__DIRECTIONS FOR THIS TASK__. In the material below, copy the lines exactly. Begin at the line that contains "data-point: [251, 130, 263, 142]" and stop after the line that contains "data-point: [436, 267, 448, 279]".

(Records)
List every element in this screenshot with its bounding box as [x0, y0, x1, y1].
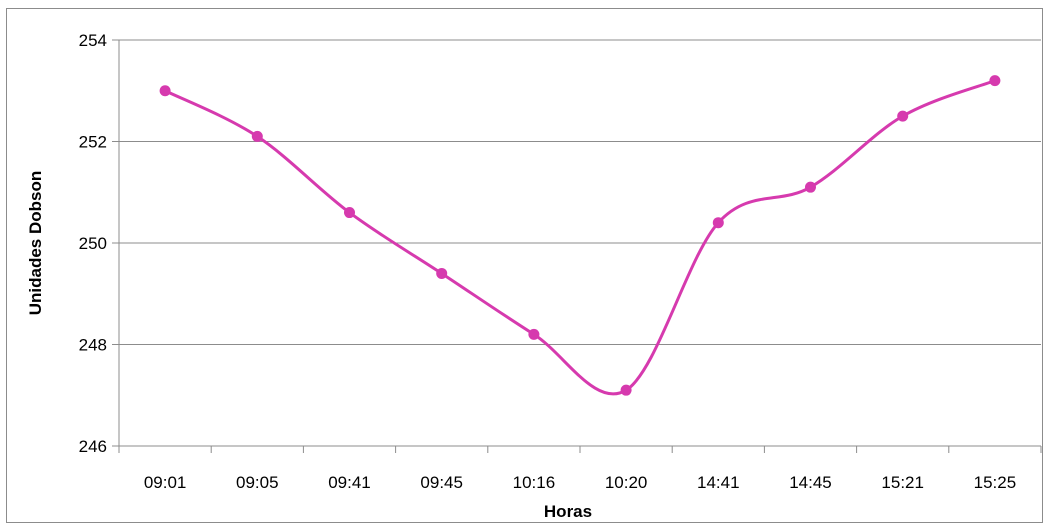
data-point: [251, 130, 263, 142]
series-points: [159, 75, 1001, 396]
y-tick-labels: 246 248 250 252 254: [79, 31, 107, 456]
x-tick-label: 09:41: [328, 473, 371, 492]
y-tick-label: 246: [79, 437, 107, 456]
chart-frame: [6, 8, 1043, 523]
y-tick-label: 254: [79, 31, 107, 50]
x-tick-label: 15:25: [974, 473, 1017, 492]
y-tick-label: 250: [79, 234, 107, 253]
gridlines: [119, 39, 1041, 345]
x-tick-label: 09:05: [236, 473, 279, 492]
data-point: [989, 75, 1001, 87]
data-point: [436, 267, 448, 279]
y-tick-label: 248: [79, 336, 107, 355]
data-point: [620, 384, 632, 396]
data-point: [712, 217, 724, 229]
y-axis-title: Unidades Dobson: [26, 171, 45, 316]
data-point: [805, 181, 816, 193]
x-tick-labels: 09:01 09:05 09:41 09:45 10:16 10:20 14:41 14:45…: [144, 473, 1016, 492]
x-tick-label: 09:45: [420, 473, 463, 492]
data-point: [159, 85, 171, 97]
x-tick-label: 14:45: [789, 473, 832, 492]
x-tick-label: 10:16: [513, 473, 556, 492]
x-tick-label: 14:41: [697, 473, 740, 492]
data-point: [897, 110, 909, 122]
y-tick-label: 252: [79, 133, 107, 152]
data-point: [528, 328, 540, 340]
x-tick-label: 15:21: [881, 473, 924, 492]
data-point: [344, 207, 355, 219]
x-tick-label: 10:20: [605, 473, 648, 492]
series-line: [164, 79, 996, 396]
axes: [112, 39, 1042, 453]
series-lines: [164, 79, 996, 396]
x-tick-label: 09:01: [144, 473, 187, 492]
x-axis-title: Horas: [544, 502, 592, 521]
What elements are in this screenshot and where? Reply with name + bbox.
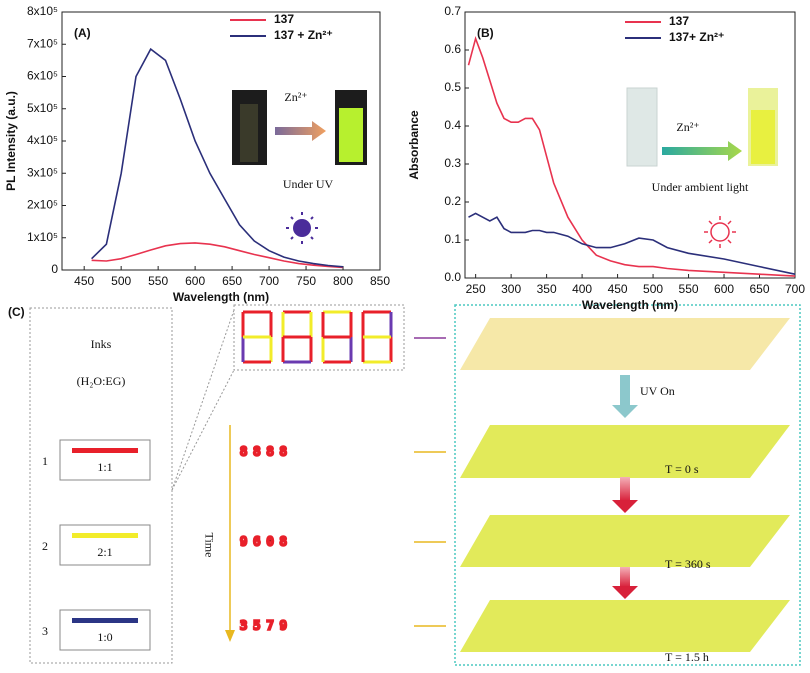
x-tick-label: 700 (259, 274, 279, 288)
ink-bar (72, 448, 138, 453)
data-line (467, 35, 796, 277)
annotation: Under ambient light (652, 180, 749, 194)
x-tick-label: 350 (537, 282, 557, 296)
y-tick-label: 5x10⁵ (27, 101, 58, 115)
x-tick-label: 450 (608, 282, 628, 296)
x-axis-label: Wavelength (nm) (582, 298, 678, 312)
y-tick-label: 4x10⁵ (27, 133, 58, 147)
y-tick-label: 1x10⁵ (27, 230, 58, 244)
time-stamp: T = 360 s (665, 557, 711, 571)
ink-ratio: 2:1 (97, 545, 112, 559)
y-tick-label: 0.5 (444, 80, 461, 94)
y-tick-label: 0 (51, 262, 58, 276)
y-tick-label: 0.4 (444, 118, 461, 132)
x-tick-label: 650 (222, 274, 242, 288)
y-tick-label: 7x10⁵ (27, 36, 58, 50)
x-tick-label: 600 (714, 282, 734, 296)
y-tick-label: 0.7 (444, 4, 461, 18)
y-tick-label: 6x10⁵ (27, 69, 58, 83)
legend-label: 137 (274, 12, 294, 26)
y-tick-label: 0.2 (444, 194, 461, 208)
annotation: Zn²⁺ (284, 90, 307, 104)
y-tick-label: 3x10⁵ (27, 165, 58, 179)
annotation: Under UV (283, 177, 334, 191)
ink-box (59, 609, 151, 651)
x-tick-label: 650 (750, 282, 770, 296)
ink-number: 3 (42, 624, 48, 638)
time-stamp: T = 0 s (665, 462, 699, 476)
x-tick-label: 550 (679, 282, 699, 296)
x-tick-label: 800 (333, 274, 353, 288)
inset-b (626, 87, 778, 248)
y-axis-label: PL Intensity (a.u.) (4, 91, 18, 191)
ink-bar (72, 533, 138, 538)
panel-label: (C) (8, 305, 25, 319)
panel-label: (B) (477, 26, 494, 40)
panel-label: (A) (74, 26, 91, 40)
x-tick-label: 500 (111, 274, 131, 288)
time-label: Time (202, 533, 216, 558)
x-tick-label: 850 (370, 274, 390, 288)
x-tick-label: 250 (466, 282, 486, 296)
ink-ratio: 1:1 (97, 460, 112, 474)
inset-a (232, 90, 367, 244)
x-tick-label: 750 (296, 274, 316, 288)
x-tick-label: 550 (148, 274, 168, 288)
annotation: Zn²⁺ (676, 120, 699, 134)
ink-box (59, 524, 151, 566)
ink-number: 1 (42, 454, 48, 468)
time-stamp: T = 1.5 h (665, 650, 709, 664)
x-axis-label: Wavelength (nm) (173, 290, 269, 304)
y-tick-label: 0.0 (444, 270, 461, 284)
data-line (91, 47, 344, 268)
data-line (468, 212, 796, 275)
x-tick-label: 300 (501, 282, 521, 296)
x-tick-label: 450 (74, 274, 94, 288)
x-tick-label: 700 (785, 282, 805, 296)
ink-ratio: 1:0 (97, 630, 112, 644)
y-tick-label: 0.1 (444, 232, 461, 246)
digit-display: 3579 (240, 619, 293, 633)
y-tick-label: 2x10⁵ (27, 198, 58, 212)
ink-box (59, 439, 151, 481)
panel-c (29, 304, 801, 666)
uv-label: UV On (640, 384, 675, 398)
legend-label: 137 + Zn²⁺ (274, 28, 333, 42)
y-tick-label: 0.3 (444, 156, 461, 170)
legend-label: 137+ Zn²⁺ (669, 30, 724, 44)
inks-title: Inks (91, 337, 112, 351)
x-tick-label: 600 (185, 274, 205, 288)
digit-display: 8888 (240, 445, 293, 459)
y-tick-label: 0.6 (444, 42, 461, 56)
x-tick-label: 500 (643, 282, 663, 296)
ink-number: 2 (42, 539, 48, 553)
inks-subtitle: (H₂O:EG) (77, 374, 126, 388)
legend-label: 137 (669, 14, 689, 28)
ink-bar (72, 618, 138, 623)
y-axis-label: Absorbance (407, 110, 421, 180)
plot-frame (464, 11, 796, 279)
y-tick-label: 8x10⁵ (27, 4, 58, 18)
data-line (91, 242, 344, 269)
digit-display: 9608 (240, 535, 293, 549)
x-tick-label: 400 (572, 282, 592, 296)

__FINAL RESULT__.
data-point: [251, 130, 263, 142]
series-points: [159, 75, 1001, 396]
y-tick-labels: 246 248 250 252 254: [79, 31, 107, 456]
x-tick-label: 09:41: [328, 473, 371, 492]
y-tick-label: 246: [79, 437, 107, 456]
chart-frame: [6, 8, 1043, 523]
y-tick-label: 254: [79, 31, 107, 50]
x-tick-label: 15:25: [974, 473, 1017, 492]
y-tick-label: 250: [79, 234, 107, 253]
gridlines: [119, 39, 1041, 345]
x-tick-label: 09:05: [236, 473, 279, 492]
data-point: [989, 75, 1001, 87]
data-point: [436, 267, 448, 279]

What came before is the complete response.